=== EXERCISE DESCRIPTION ===
Leaving the pictures aside, transcribe every line below exactly.

=== INPUT MATERIAL ===
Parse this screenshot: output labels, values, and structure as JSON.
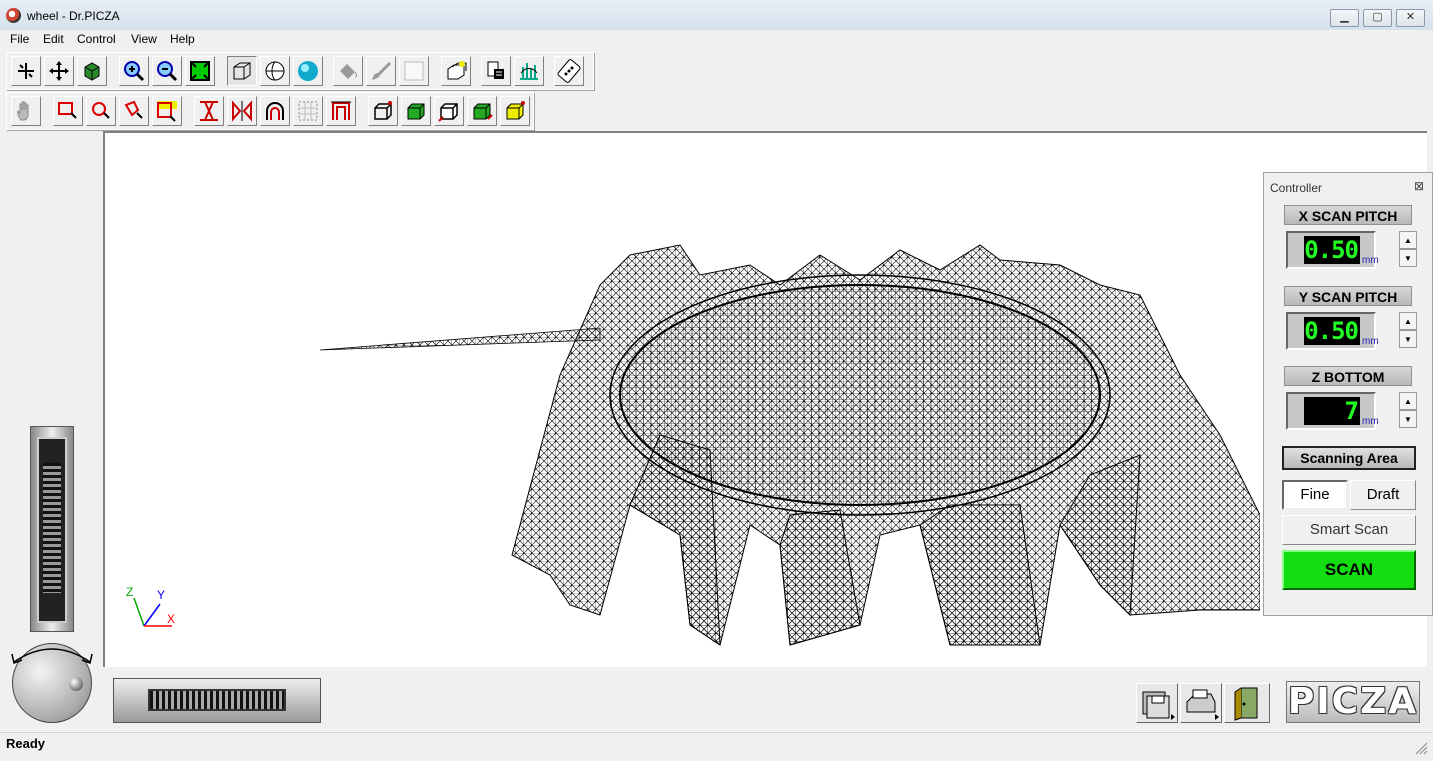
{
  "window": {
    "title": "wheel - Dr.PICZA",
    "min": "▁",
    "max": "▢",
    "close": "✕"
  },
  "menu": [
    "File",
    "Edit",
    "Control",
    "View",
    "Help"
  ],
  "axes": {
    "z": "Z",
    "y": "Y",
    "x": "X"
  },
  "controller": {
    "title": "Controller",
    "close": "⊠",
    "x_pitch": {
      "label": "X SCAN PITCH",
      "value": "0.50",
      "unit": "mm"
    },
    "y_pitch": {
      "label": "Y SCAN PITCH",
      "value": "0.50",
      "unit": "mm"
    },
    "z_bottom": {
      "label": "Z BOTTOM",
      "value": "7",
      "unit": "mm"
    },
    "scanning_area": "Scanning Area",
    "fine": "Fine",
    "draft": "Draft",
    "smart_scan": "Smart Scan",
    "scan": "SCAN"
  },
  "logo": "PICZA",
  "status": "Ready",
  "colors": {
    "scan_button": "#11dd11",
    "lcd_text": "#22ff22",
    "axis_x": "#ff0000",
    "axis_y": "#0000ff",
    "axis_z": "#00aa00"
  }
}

=== THE RESPONSE ===
Parse this screenshot: output labels, values, and structure as JSON.
{
  "window": {
    "title": "wheel - Dr.PICZA",
    "min": "▁",
    "max": "▢",
    "close": "✕"
  },
  "menu": [
    "File",
    "Edit",
    "Control",
    "View",
    "Help"
  ],
  "axes": {
    "z": "Z",
    "y": "Y",
    "x": "X"
  },
  "controller": {
    "title": "Controller",
    "close": "⊠",
    "x_pitch": {
      "label": "X SCAN PITCH",
      "value": "0.50",
      "unit": "mm"
    },
    "y_pitch": {
      "label": "Y SCAN PITCH",
      "value": "0.50",
      "unit": "mm"
    },
    "z_bottom": {
      "label": "Z BOTTOM",
      "value": "7",
      "unit": "mm"
    },
    "scanning_area": "Scanning Area",
    "fine": "Fine",
    "draft": "Draft",
    "smart_scan": "Smart Scan",
    "scan": "SCAN"
  },
  "logo": "PICZA",
  "status": "Ready",
  "colors": {
    "scan_button": "#11dd11",
    "lcd_text": "#22ff22",
    "axis_x": "#ff0000",
    "axis_y": "#0000ff",
    "axis_z": "#00aa00"
  }
}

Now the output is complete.